*REQUIREMENT*. Records follow. Copy every line with "Βρετοῦ".

Collection entries
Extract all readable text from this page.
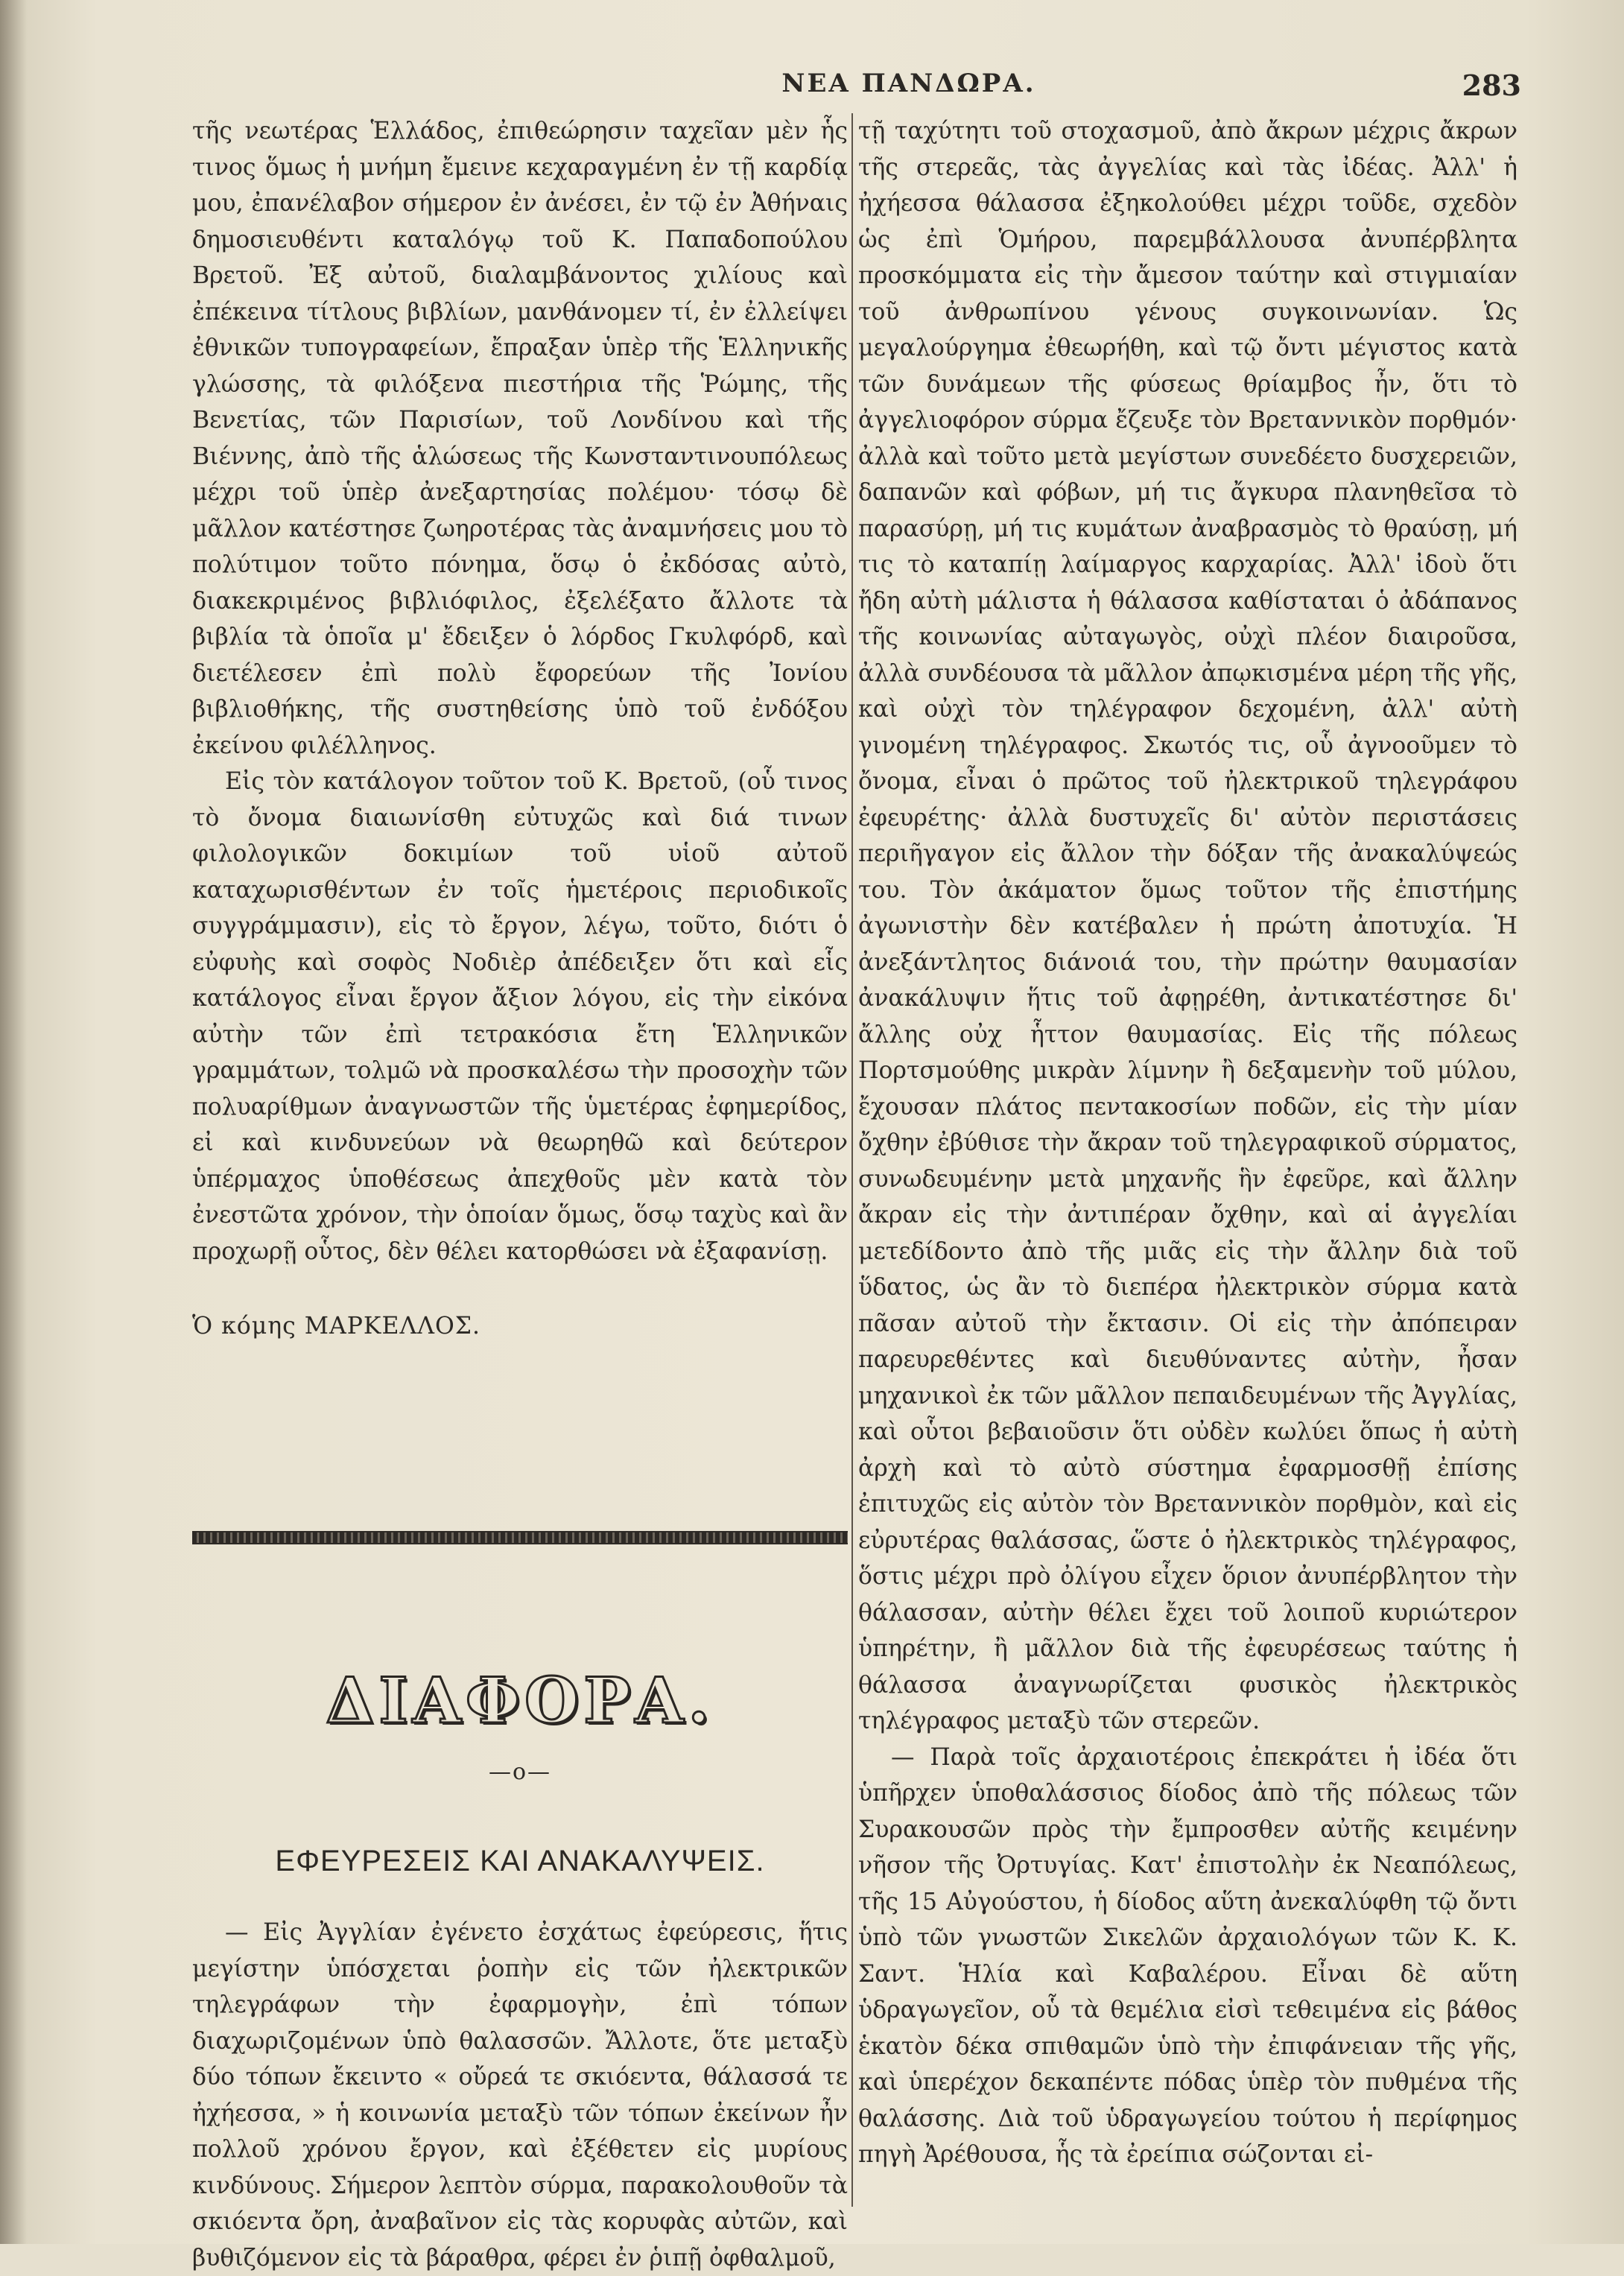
ΝΕΑ ΠΑΝΔΩΡΑ.	283

τῆς νεωτέρας Ἑλλάδος, ἐπιθεώρησιν ταχεῖαν μὲν ἧς τινος ὅμως ἡ μνήμη ἔμεινε κεχαραγμένη ἐν τῇ καρδίᾳ μου, ἐπανέλαβον σήμερον ἐν ἀνέσει, ἐν τῷ ἐν Ἀθήναις δημοσιευθέντι καταλόγῳ τοῦ Κ. Παπαδοπούλου Βρετοῦ. Ἐξ αὐτοῦ, διαλαμβάνοντος χιλίους καὶ ἐπέκεινα τίτλους βιβλίων, μανθάνομεν τί, ἐν ἐλλείψει ἐθνικῶν τυπογραφείων, ἔπραξαν ὑπὲρ τῆς Ἑλληνικῆς γλώσσης, τὰ φιλόξενα πιεστήρια τῆς Ῥώμης, τῆς Βενετίας, τῶν Παρισίων, τοῦ Λονδίνου καὶ τῆς Βιέννης, ἀπὸ τῆς ἁλώσεως τῆς Κωνσταντινουπόλεως μέχρι τοῦ ὑπὲρ ἀνεξαρτησίας πολέμου· τόσῳ δὲ μᾶλλον κατέστησε ζωηροτέρας τὰς ἀναμνήσεις μου τὸ πολύτιμον τοῦτο πόνημα, ὅσῳ ὁ ἐκδόσας αὐτὸ, διακεκριμένος βιβλιόφιλος, ἐξελέξατο ἄλλοτε τὰ βιβλία τὰ ὁποῖα μ' ἔδειξεν ὁ λόρδος Γκυλφόρδ, καὶ διετέλεσεν ἐπὶ πολὺ ἔφορεύων τῆς Ἰονίου βιβλιοθήκης, τῆς συστηθείσης ὑπὸ τοῦ ἐνδόξου ἐκείνου φιλέλληνος.

Εἰς τὸν κατάλογον τοῦτον τοῦ Κ. Βρετοῦ, (οὗ τινος τὸ ὄνομα διαιωνίσθη εὐτυχῶς καὶ διά τινων φιλολογικῶν δοκιμίων τοῦ υἱοῦ αὐτοῦ καταχωρισθέντων ἐν τοῖς ἡμετέροις περιοδικοῖς συγγράμμασιν), εἰς τὸ ἔργον, λέγω, τοῦτο, διότι ὁ εὐφυὴς καὶ σοφὸς Νοδιὲρ ἀπέδειξεν ὅτι καὶ εἷς κατάλογος εἶναι ἔργον ἄξιον λόγου, εἰς τὴν εἰκόνα αὐτὴν τῶν ἐπὶ τετρακόσια ἔτη Ἑλληνικῶν γραμμάτων, τολμῶ νὰ προσκαλέσω τὴν προσοχὴν τῶν πολυαρίθμων ἀναγνωστῶν τῆς ὑμετέρας ἐφημερίδος, εἰ καὶ κινδυνεύων νὰ θεωρηθῶ καὶ δεύτερον ὑπέρμαχος ὑποθέσεως ἀπεχθοῦς μὲν κατὰ τὸν ἐνεστῶτα χρόνον, τὴν ὁποίαν ὅμως, ὅσῳ ταχὺς καὶ ἂν προχωρῇ οὗτος, δὲν θέλει κατορθώσει νὰ ἐξαφανίσῃ.

Ὁ κόμης ΜΑΡΚΕΛΛΟΣ.

ΔΙΑΦΟΡΑ.
—o—
ΕΦΕΥΡΕΣΕΙΣ ΚΑΙ ΑΝΑΚΑΛΥΨΕΙΣ.

— Εἰς Ἀγγλίαν ἐγένετο ἐσχάτως ἐφεύρεσις, ἥτις μεγίστην ὑπόσχεται ῥοπὴν εἰς τῶν ἠλεκτρικῶν τηλεγράφων τὴν ἐφαρμογὴν, ἐπὶ τόπων διαχωριζομένων ὑπὸ θαλασσῶν. Ἄλλοτε, ὅτε μεταξὺ δύο τόπων ἔκειντο « οὔρεά τε σκιόεντα, θάλασσά τε ἠχήεσσα, » ἡ κοινωνία μεταξὺ τῶν τόπων ἐκείνων ἦν πολλοῦ χρόνου ἔργον, καὶ ἐξέθετεν εἰς μυρίους κινδύνους. Σήμερον λεπτὸν σύρμα, παρακολουθοῦν τὰ σκιόεντα ὄρη, ἀναβαῖνον εἰς τὰς κορυφὰς αὐτῶν, καὶ βυθιζόμενον εἰς τὰ βάραθρα, φέρει ἐν ῥιπῇ ὀφθαλμοῦ,

τῇ ταχύτητι τοῦ στοχασμοῦ, ἀπὸ ἄκρων μέχρις ἄκρων τῆς στερεᾶς, τὰς ἀγγελίας καὶ τὰς ἰδέας. Ἀλλ' ἡ ἠχήεσσα θάλασσα ἐξηκολούθει μέχρι τοῦδε, σχεδὸν ὡς ἐπὶ Ὁμήρου, παρεμβάλλουσα ἀνυπέρβλητα προσκόμματα εἰς τὴν ἄμεσον ταύτην καὶ στιγμιαίαν τοῦ ἀνθρωπίνου γένους συγκοινωνίαν. Ὡς μεγαλούργημα ἐθεωρήθη, καὶ τῷ ὄντι μέγιστος κατὰ τῶν δυνάμεων τῆς φύσεως θρίαμβος ἦν, ὅτι τὸ ἀγγελιοφόρον σύρμα ἔζευξε τὸν Βρεταννικὸν πορθμόν· ἀλλὰ καὶ τοῦτο μετὰ μεγίστων συνεδέετο δυσχερειῶν, δαπανῶν καὶ φόβων, μή τις ἄγκυρα πλανηθεῖσα τὸ παρασύρῃ, μή τις κυμάτων ἀναβρασμὸς τὸ θραύσῃ, μή τις τὸ καταπίῃ λαίμαργος καρχαρίας. Ἀλλ' ἰδοὺ ὅτι ἤδη αὐτὴ μάλιστα ἡ θάλασσα καθίσταται ὁ ἀδάπανος τῆς κοινωνίας αὐταγωγὸς, οὐχὶ πλέον διαιροῦσα, ἀλλὰ συνδέουσα τὰ μᾶλλον ἀπῳκισμένα μέρη τῆς γῆς, καὶ οὐχὶ τὸν τηλέγραφον δεχομένη, ἀλλ' αὐτὴ γινομένη τηλέγραφος. Σκωτός τις, οὗ ἀγνοοῦμεν τὸ ὄνομα, εἶναι ὁ πρῶτος τοῦ ἠλεκτρικοῦ τηλεγράφου ἐφευρέτης· ἀλλὰ δυστυχεῖς δι' αὐτὸν περιστάσεις περιῆγαγον εἰς ἄλλον τὴν δόξαν τῆς ἀνακαλύψεώς του. Τὸν ἀκάματον ὅμως τοῦτον τῆς ἐπιστήμης ἀγωνιστὴν δὲν κατέβαλεν ἡ πρώτη ἀποτυχία. Ἡ ἀνεξάντλητος διάνοιά του, τὴν πρώτην θαυμασίαν ἀνακάλυψιν ἥτις τοῦ ἀφῃρέθη, ἀντικατέστησε δι' ἄλλης οὐχ ἧττον θαυμασίας. Εἰς τῆς πόλεως Πορτσμούθης μικρὰν λίμνην ἢ δεξαμενὴν τοῦ μύλου, ἔχουσαν πλάτος πεντακοσίων ποδῶν, εἰς τὴν μίαν ὄχθην ἐβύθισε τὴν ἄκραν τοῦ τηλεγραφικοῦ σύρματος, συνωδευμένην μετὰ μηχανῆς ἣν ἐφεῦρε, καὶ ἄλλην ἄκραν εἰς τὴν ἀντιπέραν ὄχθην, καὶ αἱ ἀγγελίαι μετεδίδοντο ἀπὸ τῆς μιᾶς εἰς τὴν ἄλλην διὰ τοῦ ὕδατος, ὡς ἂν τὸ διεπέρα ἠλεκτρικὸν σύρμα κατὰ πᾶσαν αὐτοῦ τὴν ἔκτασιν. Οἱ εἰς τὴν ἀπόπειραν παρευρεθέντες καὶ διευθύναντες αὐτὴν, ἦσαν μηχανικοὶ ἐκ τῶν μᾶλλον πεπαιδευμένων τῆς Ἀγγλίας, καὶ οὗτοι βεβαιοῦσιν ὅτι οὐδὲν κωλύει ὅπως ἡ αὐτὴ ἀρχὴ καὶ τὸ αὐτὸ σύστημα ἐφαρμοσθῇ ἐπίσης ἐπιτυχῶς εἰς αὐτὸν τὸν Βρεταννικὸν πορθμὸν, καὶ εἰς εὐρυτέρας θαλάσσας, ὥστε ὁ ἠλεκτρικὸς τηλέγραφος, ὅστις μέχρι πρὸ ὀλίγου εἶχεν ὅριον ἀνυπέρβλητον τὴν θάλασσαν, αὐτὴν θέλει ἔχει τοῦ λοιποῦ κυριώτερον ὑπηρέτην, ἢ μᾶλλον διὰ τῆς ἐφευρέσεως ταύτης ἡ θάλασσα ἀναγνωρίζεται φυσικὸς ἠλεκτρικὸς τηλέγραφος μεταξὺ τῶν στερεῶν.

— Παρὰ τοῖς ἀρχαιοτέροις ἐπεκράτει ἡ ἰδέα ὅτι ὑπῆρχεν ὑποθαλάσσιος δίοδος ἀπὸ τῆς πόλεως τῶν Συρακουσῶν πρὸς τὴν ἔμπροσθεν αὐτῆς κειμένην νῆσον τῆς Ὀρτυγίας. Κατ' ἐπιστολὴν ἐκ Νεαπόλεως, τῆς 15 Αὐγούστου, ἡ δίοδος αὕτη ἀνεκαλύφθη τῷ ὄντι ὑπὸ τῶν γνωστῶν Σικελῶν ἀρχαιολόγων τῶν Κ. Κ. Σαντ. Ἡλία καὶ Καβαλέρου. Εἶναι δὲ αὕτη ὑδραγωγεῖον, οὗ τὰ θεμέλια εἰσὶ τεθειμένα εἰς βάθος ἑκατὸν δέκα σπιθαμῶν ὑπὸ τὴν ἐπιφάνειαν τῆς γῆς, καὶ ὑπερέχον δεκαπέντε πόδας ὑπὲρ τὸν πυθμένα τῆς θαλάσσης. Διὰ τοῦ ὑδραγωγείου τούτου ἡ περίφημος πηγὴ Ἀρέθουσα, ἧς τὰ ἐρείπια σώζονται εἰ-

*RESULT OF THE EXERCISE*.
τῆς νεωτέρας Ἑλλάδος, ἐπιθεώρησιν ταχεῖαν μὲν ἧς τινος ὅμως ἡ μνήμη ἔμεινε κεχαραγμένη ἐν τῇ καρδίᾳ μου, ἐπανέλαβον σήμερον ἐν ἀνέσει, ἐν τῷ ἐν Ἀθήναις δημοσιευθέντι καταλόγῳ τοῦ Κ. Παπαδοπούλου Βρετοῦ. Ἐξ αὐτοῦ, διαλαμβάνοντος χιλίους καὶ ἐπέκεινα τίτλους βιβλίων, μανθάνομεν τί, ἐν ἐλλείψει ἐθνικῶν τυπογραφείων, ἔπραξαν ὑπὲρ τῆς Ἑλληνικῆς γλώσσης, τὰ φιλόξενα πιεστήρια τῆς Ῥώμης, τῆς Βενετίας, τῶν Παρισίων, τοῦ Λονδίνου καὶ τῆς Βιέννης, ἀπὸ τῆς ἁλώσεως τῆς Κωνσταντινουπόλεως μέχρι τοῦ ὑπὲρ ἀνεξαρτησίας πολέμου· τόσῳ δὲ μᾶλλον κατέστησε ζωηροτέρας τὰς ἀναμνήσεις μου τὸ πολύτιμον τοῦτο πόνημα, ὅσῳ ὁ ἐκδόσας αὐτὸ, διακεκριμένος βιβλιόφιλος, ἐξελέξατο ἄλλοτε τὰ βιβλία τὰ ὁποῖα μ' ἔδειξεν ὁ λόρδος Γκυλφόρδ, καὶ διετέλεσεν ἐπὶ πολὺ ἔφορεύων τῆς Ἰονίου βιβλιοθήκης, τῆς συστηθείσης ὑπὸ τοῦ ἐνδόξου ἐκείνου φιλέλληνος.
Εἰς τὸν κατάλογον τοῦτον τοῦ Κ. Βρετοῦ, (οὗ τινος τὸ ὄνομα διαιωνίσθη εὐτυχῶς καὶ διά τινων φιλολογικῶν δοκιμίων τοῦ υἱοῦ αὐτοῦ καταχωρισθέντων ἐν τοῖς ἡμετέροις περιοδικοῖς συγγράμμασιν), εἰς τὸ ἔργον, λέγω, τοῦτο, διότι ὁ εὐφυὴς καὶ σοφὸς Νοδιὲρ ἀπέδειξεν ὅτι καὶ εἷς κατάλογος εἶναι ἔργον ἄξιον λόγου, εἰς τὴν εἰκόνα αὐτὴν τῶν ἐπὶ τετρακόσια ἔτη Ἑλληνικῶν γραμμάτων, τολμῶ νὰ προσκαλέσω τὴν προσοχὴν τῶν πολυαρίθμων ἀναγνωστῶν τῆς ὑμετέρας ἐφημερίδος, εἰ καὶ κινδυνεύων νὰ θεωρηθῶ καὶ δεύτερον ὑπέρμαχος ὑποθέσεως ἀπεχθοῦς μὲν κατὰ τὸν ἐνεστῶτα χρόνον, τὴν ὁποίαν ὅμως, ὅσῳ ταχὺς καὶ ἂν προχωρῇ οὗτος, δὲν θέλει κατορθώσει νὰ ἐξαφανίσῃ.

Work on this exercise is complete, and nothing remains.